| Work to do |
Gather all lines with the word "title" in them.

----------

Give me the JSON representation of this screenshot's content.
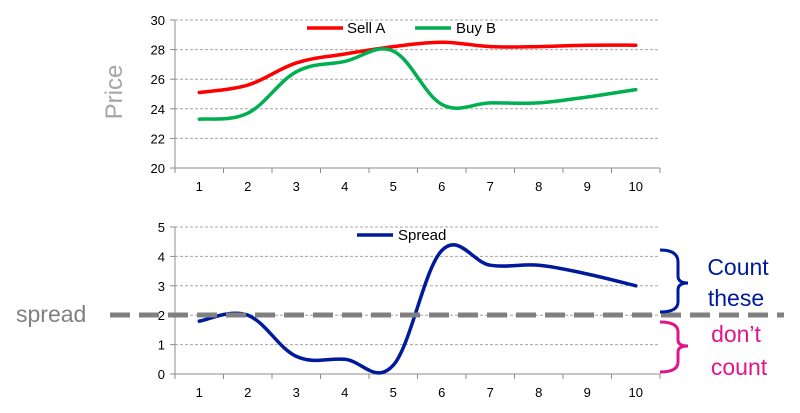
{
  "colors": {
    "sell_a": "#ff0000",
    "buy_b": "#00b050",
    "spread": "#001a9c",
    "threshold": "#808080",
    "count_annotation": "#001a9c",
    "dont_count_annotation": "#e0148c",
    "grid": "#a6a6a6",
    "axis": "#8c8c8c"
  },
  "chart_data": [
    {
      "type": "line",
      "title": "",
      "xlabel": "",
      "ylabel": "Price",
      "x": [
        1,
        2,
        3,
        4,
        5,
        6,
        7,
        8,
        9,
        10
      ],
      "xlim": [
        0.5,
        10.5
      ],
      "ylim": [
        20,
        30
      ],
      "yticks": [
        20,
        22,
        24,
        26,
        28,
        30
      ],
      "grid": "horizontal dashed",
      "legend_position": "top-center",
      "series": [
        {
          "name": "Sell A",
          "color": "#ff0000",
          "values": [
            25.1,
            25.6,
            27.1,
            27.7,
            28.2,
            28.5,
            28.2,
            28.2,
            28.3,
            28.3
          ]
        },
        {
          "name": "Buy B",
          "color": "#00b050",
          "values": [
            23.3,
            23.7,
            26.5,
            27.2,
            27.9,
            24.3,
            24.4,
            24.4,
            24.8,
            25.3
          ]
        }
      ]
    },
    {
      "type": "line",
      "title": "",
      "xlabel": "",
      "ylabel": "",
      "x": [
        1,
        2,
        3,
        4,
        5,
        6,
        7,
        8,
        9,
        10
      ],
      "xlim": [
        0.5,
        10.5
      ],
      "ylim": [
        0,
        5
      ],
      "yticks": [
        0,
        1,
        2,
        3,
        4,
        5
      ],
      "grid": "horizontal dashed",
      "legend_position": "top-center",
      "series": [
        {
          "name": "Spread",
          "color": "#001a9c",
          "values": [
            1.8,
            2.0,
            0.6,
            0.5,
            0.3,
            4.2,
            3.7,
            3.7,
            3.4,
            3.0
          ]
        }
      ],
      "annotations": {
        "threshold_label": "spread",
        "threshold_value": 2,
        "count_label_line1": "Count",
        "count_label_line2": "these",
        "dont_count_label_line1": "don’t",
        "dont_count_label_line2": "count"
      }
    }
  ]
}
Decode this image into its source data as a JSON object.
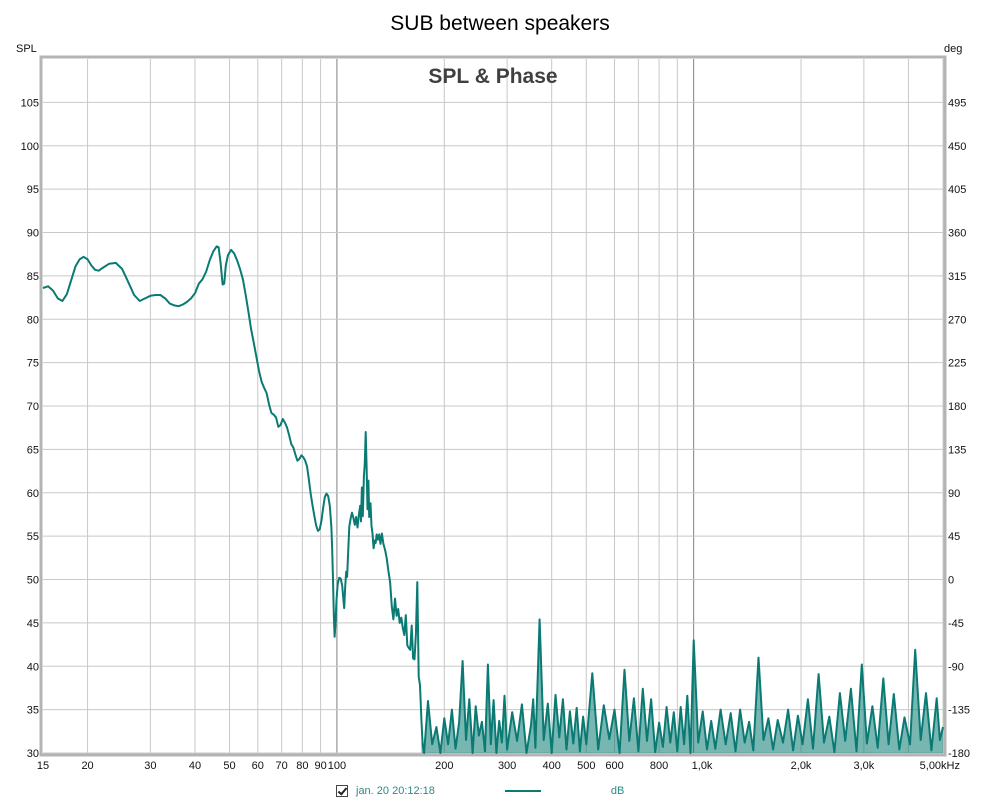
{
  "header": {
    "title": "SUB between speakers"
  },
  "legend": {
    "series_label": "jan. 20 20:12:18",
    "unit": "dB",
    "checked": true
  },
  "colors": {
    "series": "#0a7a73",
    "grid": "#c8c8c8",
    "major_grid": "#808080",
    "frame": "#b4b4b4"
  },
  "chart_data": {
    "type": "line",
    "title": "SPL & Phase",
    "x_scale": "log",
    "xlim": [
      15,
      5000
    ],
    "ylim": [
      30,
      110
    ],
    "y2lim": [
      -180,
      540
    ],
    "ylabel": "SPL",
    "y2label": "deg",
    "grid": true,
    "x_tick_labels": [
      {
        "v": 15,
        "t": "15"
      },
      {
        "v": 20,
        "t": "20"
      },
      {
        "v": 30,
        "t": "30"
      },
      {
        "v": 40,
        "t": "40"
      },
      {
        "v": 50,
        "t": "50"
      },
      {
        "v": 60,
        "t": "60"
      },
      {
        "v": 70,
        "t": "70"
      },
      {
        "v": 80,
        "t": "80"
      },
      {
        "v": 90,
        "t": "90"
      },
      {
        "v": 100,
        "t": "100"
      },
      {
        "v": 200,
        "t": "200"
      },
      {
        "v": 300,
        "t": "300"
      },
      {
        "v": 400,
        "t": "400"
      },
      {
        "v": 500,
        "t": "500"
      },
      {
        "v": 600,
        "t": "600"
      },
      {
        "v": 800,
        "t": "800"
      },
      {
        "v": 1000,
        "t": "1,0k"
      },
      {
        "v": 2000,
        "t": "2,0k"
      },
      {
        "v": 3000,
        "t": "3,0k"
      },
      {
        "v": 5000,
        "t": "5,00kHz"
      }
    ],
    "y_ticks": [
      30,
      35,
      40,
      45,
      50,
      55,
      60,
      65,
      70,
      75,
      80,
      85,
      90,
      95,
      100,
      105
    ],
    "y2_ticks": [
      -180,
      -135,
      -90,
      -45,
      0,
      45,
      90,
      135,
      180,
      225,
      270,
      315,
      360,
      405,
      450,
      495
    ],
    "series": [
      {
        "name": "jan. 20 20:12:18",
        "points": [
          [
            15,
            83.6
          ],
          [
            15.5,
            83.8
          ],
          [
            16,
            83.3
          ],
          [
            16.5,
            82.4
          ],
          [
            17,
            82.1
          ],
          [
            17.5,
            82.9
          ],
          [
            18,
            84.5
          ],
          [
            18.5,
            86.1
          ],
          [
            19,
            86.9
          ],
          [
            19.5,
            87.2
          ],
          [
            20,
            86.9
          ],
          [
            20.5,
            86.2
          ],
          [
            21,
            85.7
          ],
          [
            21.5,
            85.6
          ],
          [
            22,
            85.9
          ],
          [
            23,
            86.4
          ],
          [
            24,
            86.5
          ],
          [
            25,
            85.8
          ],
          [
            26,
            84.3
          ],
          [
            27,
            82.8
          ],
          [
            28,
            82.1
          ],
          [
            29,
            82.4
          ],
          [
            30,
            82.7
          ],
          [
            31,
            82.8
          ],
          [
            32,
            82.8
          ],
          [
            33,
            82.4
          ],
          [
            34,
            81.8
          ],
          [
            35,
            81.6
          ],
          [
            36,
            81.5
          ],
          [
            37,
            81.7
          ],
          [
            38,
            82.0
          ],
          [
            39,
            82.4
          ],
          [
            40,
            83.0
          ],
          [
            41,
            84.1
          ],
          [
            42,
            84.6
          ],
          [
            43,
            85.5
          ],
          [
            44,
            86.8
          ],
          [
            45,
            87.8
          ],
          [
            46,
            88.4
          ],
          [
            46.6,
            88.3
          ],
          [
            47.2,
            86.5
          ],
          [
            47.8,
            84.0
          ],
          [
            48.3,
            84.1
          ],
          [
            48.8,
            86.2
          ],
          [
            49.5,
            87.4
          ],
          [
            50.5,
            88.0
          ],
          [
            51.5,
            87.6
          ],
          [
            52.5,
            86.8
          ],
          [
            53.5,
            85.8
          ],
          [
            54.5,
            84.6
          ],
          [
            55.5,
            82.8
          ],
          [
            56.5,
            80.8
          ],
          [
            57.5,
            78.8
          ],
          [
            58.5,
            77.2
          ],
          [
            59.5,
            75.6
          ],
          [
            60.5,
            74.0
          ],
          [
            61.5,
            72.8
          ],
          [
            62.5,
            72.1
          ],
          [
            63.5,
            71.5
          ],
          [
            64.5,
            70.2
          ],
          [
            65.5,
            69.2
          ],
          [
            66.5,
            69.0
          ],
          [
            67.5,
            68.7
          ],
          [
            68.5,
            67.6
          ],
          [
            69.5,
            67.8
          ],
          [
            70.5,
            68.5
          ],
          [
            71.5,
            68.1
          ],
          [
            72.5,
            67.5
          ],
          [
            73.5,
            66.6
          ],
          [
            74.5,
            65.6
          ],
          [
            75.5,
            65.2
          ],
          [
            76.5,
            64.4
          ],
          [
            77.5,
            63.7
          ],
          [
            78.5,
            63.9
          ],
          [
            79.5,
            64.3
          ],
          [
            80.5,
            64.1
          ],
          [
            81.5,
            63.7
          ],
          [
            82.5,
            63.0
          ],
          [
            83.5,
            61.4
          ],
          [
            84.5,
            59.8
          ],
          [
            85.5,
            58.5
          ],
          [
            86.5,
            57.3
          ],
          [
            87.5,
            56.2
          ],
          [
            88.5,
            55.6
          ],
          [
            89.5,
            55.8
          ],
          [
            90.5,
            56.8
          ],
          [
            91.5,
            58.3
          ],
          [
            92.5,
            59.5
          ],
          [
            93.5,
            59.9
          ],
          [
            94.5,
            59.6
          ],
          [
            95.5,
            58.5
          ],
          [
            96.5,
            56.0
          ],
          [
            97,
            53.4
          ],
          [
            97.5,
            50.0
          ],
          [
            98,
            46.0
          ],
          [
            98.5,
            43.4
          ],
          [
            99,
            44.8
          ],
          [
            99.7,
            47.6
          ],
          [
            100.5,
            49.5
          ],
          [
            101.5,
            50.2
          ],
          [
            102.5,
            50.1
          ],
          [
            103.5,
            49.3
          ],
          [
            104.2,
            47.8
          ],
          [
            104.8,
            46.7
          ],
          [
            105.5,
            49.2
          ],
          [
            106.2,
            50.9
          ],
          [
            106.8,
            50.3
          ],
          [
            107.5,
            53.0
          ],
          [
            108.3,
            56.1
          ],
          [
            109.2,
            57.0
          ],
          [
            110.2,
            57.7
          ],
          [
            111.2,
            57.1
          ],
          [
            112.2,
            56.3
          ],
          [
            113.2,
            57.2
          ],
          [
            114.2,
            56.0
          ],
          [
            115.2,
            57.4
          ],
          [
            116.2,
            58.5
          ],
          [
            116.8,
            56.7
          ],
          [
            117.5,
            60.6
          ],
          [
            118.2,
            57.3
          ],
          [
            119,
            61.9
          ],
          [
            119.7,
            63.4
          ],
          [
            120.4,
            67.0
          ],
          [
            121.1,
            63.0
          ],
          [
            121.8,
            58.1
          ],
          [
            122.5,
            61.4
          ],
          [
            123.2,
            57.2
          ],
          [
            124.2,
            58.8
          ],
          [
            125,
            56.2
          ],
          [
            125.8,
            55.3
          ],
          [
            126.7,
            53.6
          ],
          [
            127.5,
            54.5
          ],
          [
            128.4,
            54.2
          ],
          [
            129.3,
            55.2
          ],
          [
            130.3,
            54.6
          ],
          [
            131.4,
            55.2
          ],
          [
            132.5,
            54.1
          ],
          [
            133.7,
            55.3
          ],
          [
            135,
            54.1
          ],
          [
            136.5,
            53.4
          ],
          [
            138,
            52.4
          ],
          [
            139.5,
            50.9
          ],
          [
            141,
            49.7
          ],
          [
            142.5,
            46.9
          ],
          [
            144,
            45.4
          ],
          [
            145.5,
            47.8
          ],
          [
            147,
            45.8
          ],
          [
            148.5,
            46.6
          ],
          [
            150,
            45.0
          ],
          [
            151.5,
            45.6
          ],
          [
            153,
            44.4
          ],
          [
            154.5,
            43.6
          ],
          [
            156,
            45.9
          ],
          [
            157.5,
            42.4
          ],
          [
            159,
            42.1
          ],
          [
            160.5,
            41.9
          ],
          [
            162,
            44.7
          ],
          [
            163.5,
            40.9
          ],
          [
            165,
            40.8
          ],
          [
            166.5,
            43.7
          ],
          [
            168,
            49.7
          ],
          [
            169.5,
            38.8
          ],
          [
            171,
            37.8
          ],
          [
            172.5,
            33.8
          ],
          [
            174,
            30.9
          ],
          [
            175.5,
            30.0
          ],
          [
            180,
            36.0
          ],
          [
            185,
            31.0
          ],
          [
            190,
            33.0
          ],
          [
            195,
            30.0
          ],
          [
            200,
            34.0
          ],
          [
            205,
            31.0
          ],
          [
            210,
            35.0
          ],
          [
            215,
            30.5
          ],
          [
            220,
            33.5
          ],
          [
            225,
            40.6
          ],
          [
            230,
            31.5
          ],
          [
            235,
            36.2
          ],
          [
            240,
            30.0
          ],
          [
            245,
            35.4
          ],
          [
            250,
            32.0
          ],
          [
            255,
            33.6
          ],
          [
            260,
            30.2
          ],
          [
            265,
            40.2
          ],
          [
            270,
            31.0
          ],
          [
            275,
            36.1
          ],
          [
            280,
            30.0
          ],
          [
            285,
            33.7
          ],
          [
            290,
            31.2
          ],
          [
            295,
            36.6
          ],
          [
            300,
            30.4
          ],
          [
            310,
            34.7
          ],
          [
            320,
            31.4
          ],
          [
            330,
            35.6
          ],
          [
            340,
            30.0
          ],
          [
            350,
            33.2
          ],
          [
            355,
            36.2
          ],
          [
            360,
            30.6
          ],
          [
            370,
            45.4
          ],
          [
            380,
            31.5
          ],
          [
            390,
            35.7
          ],
          [
            400,
            30.0
          ],
          [
            410,
            36.7
          ],
          [
            420,
            31.8
          ],
          [
            430,
            36.2
          ],
          [
            440,
            30.4
          ],
          [
            450,
            34.8
          ],
          [
            460,
            31.1
          ],
          [
            470,
            35.2
          ],
          [
            480,
            30.2
          ],
          [
            490,
            34.2
          ],
          [
            500,
            31.0
          ],
          [
            520,
            39.2
          ],
          [
            540,
            30.4
          ],
          [
            560,
            35.5
          ],
          [
            580,
            31.6
          ],
          [
            600,
            35.0
          ],
          [
            620,
            30.0
          ],
          [
            640,
            39.6
          ],
          [
            660,
            31.4
          ],
          [
            680,
            36.3
          ],
          [
            700,
            30.2
          ],
          [
            720,
            37.4
          ],
          [
            740,
            31.4
          ],
          [
            760,
            36.2
          ],
          [
            780,
            30.1
          ],
          [
            800,
            33.5
          ],
          [
            820,
            30.7
          ],
          [
            840,
            35.3
          ],
          [
            860,
            31.2
          ],
          [
            880,
            34.7
          ],
          [
            900,
            30.2
          ],
          [
            920,
            35.3
          ],
          [
            940,
            31.0
          ],
          [
            960,
            36.6
          ],
          [
            980,
            30.0
          ],
          [
            1000,
            43.0
          ],
          [
            1030,
            31.2
          ],
          [
            1060,
            34.8
          ],
          [
            1090,
            30.4
          ],
          [
            1120,
            33.7
          ],
          [
            1150,
            30.5
          ],
          [
            1190,
            35.0
          ],
          [
            1230,
            31.0
          ],
          [
            1270,
            34.6
          ],
          [
            1310,
            30.2
          ],
          [
            1350,
            35.0
          ],
          [
            1390,
            31.2
          ],
          [
            1430,
            33.6
          ],
          [
            1470,
            30.3
          ],
          [
            1520,
            41.0
          ],
          [
            1570,
            31.5
          ],
          [
            1620,
            34.0
          ],
          [
            1670,
            30.4
          ],
          [
            1720,
            33.8
          ],
          [
            1780,
            31.2
          ],
          [
            1840,
            35.0
          ],
          [
            1900,
            30.3
          ],
          [
            1960,
            34.3
          ],
          [
            2020,
            31.0
          ],
          [
            2090,
            36.2
          ],
          [
            2160,
            30.5
          ],
          [
            2240,
            39.1
          ],
          [
            2320,
            31.2
          ],
          [
            2400,
            34.2
          ],
          [
            2480,
            30.1
          ],
          [
            2570,
            36.9
          ],
          [
            2660,
            31.4
          ],
          [
            2760,
            37.4
          ],
          [
            2860,
            30.2
          ],
          [
            2960,
            40.2
          ],
          [
            3060,
            31.1
          ],
          [
            3170,
            35.4
          ],
          [
            3280,
            30.6
          ],
          [
            3400,
            38.6
          ],
          [
            3520,
            31.0
          ],
          [
            3640,
            36.8
          ],
          [
            3770,
            30.4
          ],
          [
            3900,
            34.1
          ],
          [
            4040,
            31.0
          ],
          [
            4180,
            41.9
          ],
          [
            4330,
            31.5
          ],
          [
            4480,
            36.9
          ],
          [
            4640,
            30.3
          ],
          [
            4800,
            36.3
          ],
          [
            4900,
            31.5
          ],
          [
            5000,
            33.0
          ]
        ]
      }
    ]
  }
}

----------

| Answer for this exercise |
      "title": "",
      "title": "",
    "title": "SUB between speakers"
    "title": "SPL & Phase",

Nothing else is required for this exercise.